Required task ->
Give the number of lines holding the string "between" and nothing more.

The data ->
** START **

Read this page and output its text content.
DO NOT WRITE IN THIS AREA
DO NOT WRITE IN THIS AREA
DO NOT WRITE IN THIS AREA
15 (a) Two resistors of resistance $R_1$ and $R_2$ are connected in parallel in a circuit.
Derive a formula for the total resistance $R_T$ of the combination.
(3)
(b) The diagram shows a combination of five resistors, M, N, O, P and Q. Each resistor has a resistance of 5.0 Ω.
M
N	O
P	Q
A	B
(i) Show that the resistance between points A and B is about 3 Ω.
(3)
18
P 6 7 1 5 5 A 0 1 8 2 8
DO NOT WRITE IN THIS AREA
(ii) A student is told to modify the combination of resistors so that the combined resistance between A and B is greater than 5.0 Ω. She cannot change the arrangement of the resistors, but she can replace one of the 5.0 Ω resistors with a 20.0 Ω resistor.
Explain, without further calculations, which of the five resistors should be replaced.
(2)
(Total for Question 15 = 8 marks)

** END **

Exercise answer ->
2